_THE REQUEST_
Below is a listing. Gather each line of it that contains "this".

_EXERCISE INPUTS_
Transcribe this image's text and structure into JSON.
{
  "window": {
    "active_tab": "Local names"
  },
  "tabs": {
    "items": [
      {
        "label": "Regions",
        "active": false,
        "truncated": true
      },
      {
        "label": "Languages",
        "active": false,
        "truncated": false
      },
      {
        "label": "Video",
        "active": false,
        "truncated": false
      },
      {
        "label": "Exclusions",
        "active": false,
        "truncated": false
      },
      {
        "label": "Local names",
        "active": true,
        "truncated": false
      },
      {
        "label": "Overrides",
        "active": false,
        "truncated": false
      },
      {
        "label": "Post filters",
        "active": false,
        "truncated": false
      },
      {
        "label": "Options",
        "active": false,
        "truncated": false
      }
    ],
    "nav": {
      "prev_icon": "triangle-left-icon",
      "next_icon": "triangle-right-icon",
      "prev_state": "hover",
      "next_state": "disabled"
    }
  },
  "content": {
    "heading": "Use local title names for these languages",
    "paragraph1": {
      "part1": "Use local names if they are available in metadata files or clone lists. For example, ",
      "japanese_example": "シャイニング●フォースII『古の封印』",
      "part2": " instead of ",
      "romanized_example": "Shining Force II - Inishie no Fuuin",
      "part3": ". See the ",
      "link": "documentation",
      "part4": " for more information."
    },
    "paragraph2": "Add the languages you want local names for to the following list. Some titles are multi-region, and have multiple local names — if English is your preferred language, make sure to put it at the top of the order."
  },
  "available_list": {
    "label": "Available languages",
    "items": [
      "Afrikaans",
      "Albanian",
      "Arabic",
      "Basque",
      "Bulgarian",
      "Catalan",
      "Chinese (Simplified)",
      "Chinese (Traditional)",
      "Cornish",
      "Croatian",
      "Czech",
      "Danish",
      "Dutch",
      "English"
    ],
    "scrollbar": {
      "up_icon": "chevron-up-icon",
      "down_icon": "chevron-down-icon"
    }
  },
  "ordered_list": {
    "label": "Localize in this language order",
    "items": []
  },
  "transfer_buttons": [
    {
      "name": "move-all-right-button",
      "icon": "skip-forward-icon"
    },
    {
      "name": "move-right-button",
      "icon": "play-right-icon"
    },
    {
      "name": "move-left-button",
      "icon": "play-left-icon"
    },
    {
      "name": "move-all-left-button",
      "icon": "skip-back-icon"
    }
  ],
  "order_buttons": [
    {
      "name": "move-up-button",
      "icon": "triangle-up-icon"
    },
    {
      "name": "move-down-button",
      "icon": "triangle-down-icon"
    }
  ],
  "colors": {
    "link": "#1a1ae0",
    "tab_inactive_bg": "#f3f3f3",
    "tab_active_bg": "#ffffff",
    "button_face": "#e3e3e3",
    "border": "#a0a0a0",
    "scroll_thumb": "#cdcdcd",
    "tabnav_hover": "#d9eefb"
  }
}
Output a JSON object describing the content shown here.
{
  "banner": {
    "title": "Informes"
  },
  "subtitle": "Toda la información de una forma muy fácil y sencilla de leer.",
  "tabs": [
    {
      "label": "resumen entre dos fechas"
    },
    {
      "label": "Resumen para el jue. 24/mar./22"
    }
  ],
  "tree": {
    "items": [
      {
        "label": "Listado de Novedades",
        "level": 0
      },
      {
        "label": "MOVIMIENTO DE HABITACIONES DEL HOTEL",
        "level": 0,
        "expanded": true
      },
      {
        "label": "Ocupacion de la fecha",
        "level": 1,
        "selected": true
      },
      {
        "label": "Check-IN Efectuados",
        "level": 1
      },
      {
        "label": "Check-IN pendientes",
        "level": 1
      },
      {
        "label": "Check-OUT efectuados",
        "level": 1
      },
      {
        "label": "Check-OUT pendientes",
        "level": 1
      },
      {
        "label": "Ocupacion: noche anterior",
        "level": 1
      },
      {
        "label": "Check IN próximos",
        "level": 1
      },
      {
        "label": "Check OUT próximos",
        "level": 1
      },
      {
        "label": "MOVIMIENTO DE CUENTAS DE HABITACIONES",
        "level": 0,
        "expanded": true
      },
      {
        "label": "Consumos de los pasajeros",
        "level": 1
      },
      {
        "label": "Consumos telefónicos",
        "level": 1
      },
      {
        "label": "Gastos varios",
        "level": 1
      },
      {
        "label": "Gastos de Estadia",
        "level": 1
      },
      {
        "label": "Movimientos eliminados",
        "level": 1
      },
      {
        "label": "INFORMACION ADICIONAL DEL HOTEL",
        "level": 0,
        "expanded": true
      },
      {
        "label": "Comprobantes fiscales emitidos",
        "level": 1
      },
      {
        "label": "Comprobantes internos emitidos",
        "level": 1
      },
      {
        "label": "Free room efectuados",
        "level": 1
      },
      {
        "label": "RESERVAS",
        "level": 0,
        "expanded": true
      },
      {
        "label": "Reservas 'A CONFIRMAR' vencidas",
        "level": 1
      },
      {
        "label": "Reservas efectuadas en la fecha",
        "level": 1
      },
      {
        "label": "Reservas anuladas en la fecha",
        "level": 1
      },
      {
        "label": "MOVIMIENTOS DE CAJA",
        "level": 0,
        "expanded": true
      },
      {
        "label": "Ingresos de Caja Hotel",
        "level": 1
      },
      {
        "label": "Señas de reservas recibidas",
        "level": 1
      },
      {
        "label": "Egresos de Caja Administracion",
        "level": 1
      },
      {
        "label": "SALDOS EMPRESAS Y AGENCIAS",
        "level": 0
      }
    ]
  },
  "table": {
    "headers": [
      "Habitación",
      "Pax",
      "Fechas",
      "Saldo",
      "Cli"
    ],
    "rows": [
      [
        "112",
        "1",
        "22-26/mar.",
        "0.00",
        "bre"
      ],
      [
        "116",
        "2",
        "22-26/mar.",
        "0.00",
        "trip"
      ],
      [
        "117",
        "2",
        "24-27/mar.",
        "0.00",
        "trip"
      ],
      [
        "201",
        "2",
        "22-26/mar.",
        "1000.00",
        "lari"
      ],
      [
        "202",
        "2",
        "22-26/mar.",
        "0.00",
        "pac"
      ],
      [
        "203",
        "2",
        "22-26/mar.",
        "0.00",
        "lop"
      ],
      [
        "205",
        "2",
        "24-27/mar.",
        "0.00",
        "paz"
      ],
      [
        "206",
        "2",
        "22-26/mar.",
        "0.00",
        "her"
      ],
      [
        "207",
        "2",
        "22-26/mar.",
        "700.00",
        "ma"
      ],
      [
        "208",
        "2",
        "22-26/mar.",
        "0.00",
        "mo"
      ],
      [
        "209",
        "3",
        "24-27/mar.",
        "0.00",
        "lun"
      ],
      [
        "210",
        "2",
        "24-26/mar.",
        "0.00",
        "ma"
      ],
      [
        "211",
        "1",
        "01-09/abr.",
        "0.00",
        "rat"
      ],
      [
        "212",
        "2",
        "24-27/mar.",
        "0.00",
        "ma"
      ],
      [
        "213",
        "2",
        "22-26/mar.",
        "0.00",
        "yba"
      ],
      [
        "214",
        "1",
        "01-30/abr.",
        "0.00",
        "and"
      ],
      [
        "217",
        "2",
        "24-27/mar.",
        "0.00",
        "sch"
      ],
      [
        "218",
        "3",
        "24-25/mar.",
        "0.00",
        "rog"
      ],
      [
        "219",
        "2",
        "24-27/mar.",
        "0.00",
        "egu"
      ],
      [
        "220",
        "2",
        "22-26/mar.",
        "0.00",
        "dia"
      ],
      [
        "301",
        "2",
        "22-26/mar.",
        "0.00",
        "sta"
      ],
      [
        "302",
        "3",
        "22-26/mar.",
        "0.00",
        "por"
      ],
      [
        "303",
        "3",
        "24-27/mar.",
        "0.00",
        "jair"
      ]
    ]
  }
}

_THE REPLY_
Transcribe this image's text and structure into JSON.
    "label": "Localize in this language order",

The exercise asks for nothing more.